Data listing:
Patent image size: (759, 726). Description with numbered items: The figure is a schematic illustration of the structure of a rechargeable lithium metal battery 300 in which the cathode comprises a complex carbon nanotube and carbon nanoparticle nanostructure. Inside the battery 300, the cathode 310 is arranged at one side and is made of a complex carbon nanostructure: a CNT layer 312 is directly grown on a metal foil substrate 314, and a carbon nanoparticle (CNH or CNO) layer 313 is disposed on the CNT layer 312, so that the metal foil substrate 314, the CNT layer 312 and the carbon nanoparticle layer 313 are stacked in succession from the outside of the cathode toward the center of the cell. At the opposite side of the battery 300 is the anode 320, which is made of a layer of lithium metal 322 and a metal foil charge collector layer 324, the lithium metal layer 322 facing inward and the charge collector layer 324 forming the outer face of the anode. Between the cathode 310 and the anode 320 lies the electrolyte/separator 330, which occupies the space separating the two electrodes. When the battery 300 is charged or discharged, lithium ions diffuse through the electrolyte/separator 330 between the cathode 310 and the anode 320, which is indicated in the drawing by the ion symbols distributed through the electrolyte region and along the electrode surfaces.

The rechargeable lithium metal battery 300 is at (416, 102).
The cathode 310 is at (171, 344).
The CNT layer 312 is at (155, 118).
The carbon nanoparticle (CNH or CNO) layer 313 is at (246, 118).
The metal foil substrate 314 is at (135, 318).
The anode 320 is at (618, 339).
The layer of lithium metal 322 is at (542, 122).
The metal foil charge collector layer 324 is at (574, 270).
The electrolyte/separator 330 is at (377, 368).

Exercise objective: Could you give the lines of this listing as a JSON list of strings, one string per line, with blank lines left out?

Response:
[
  "Patent image size: (759, 726). Description with numbered items: The figure is a schematic illustration of the structure of a rechargeable lithium metal battery 300 in which the cathode comprises a complex carbon nanotube and carbon nanoparticle nanostructure. Inside the battery 300, the cathode 310 is arranged at one side and is made of a complex carbon nanostructure: a CNT layer 312 is directly grown on a metal foil substrate 314, and a carbon nanoparticle (CNH or CNO) layer 313 is disposed on the CNT layer 312, so that the metal foil substrate 314, the CNT layer 312 and the carbon nanoparticle layer 313 are stacked in succession from the outside of the cathode toward the center of the cell. At the opposite side of the battery 300 is the anode 320, which is made of a layer of lithium metal 322 and a metal foil charge collector layer 324, the lithium metal layer 322 facing inward and the charge collector layer 324 forming the outer face of the anode. Between the cathode 310 and the anode 320 lies the electrolyte/separator 330, which occupies the space separating the two electrodes. When the battery 300 is charged or discharged, lithium ions diffuse through the electrolyte/separator 330 between the cathode 310 and the anode 320, which is indicated in the drawing by the ion symbols distributed through the electrolyte region and along the electrode surfaces.",
  "The rechargeable lithium metal battery 300 is at (416, 102).",
  "The cathode 310 is at (171, 344).",
  "The CNT layer 312 is at (155, 118).",
  "The carbon nanoparticle (CNH or CNO) layer 313 is at (246, 118).",
  "The metal foil substrate 314 is at (135, 318).",
  "The anode 320 is at (618, 339).",
  "The layer of lithium metal 322 is at (542, 122).",
  "The metal foil charge collector layer 324 is at (574, 270).",
  "The electrolyte/separator 330 is at (377, 368)."
]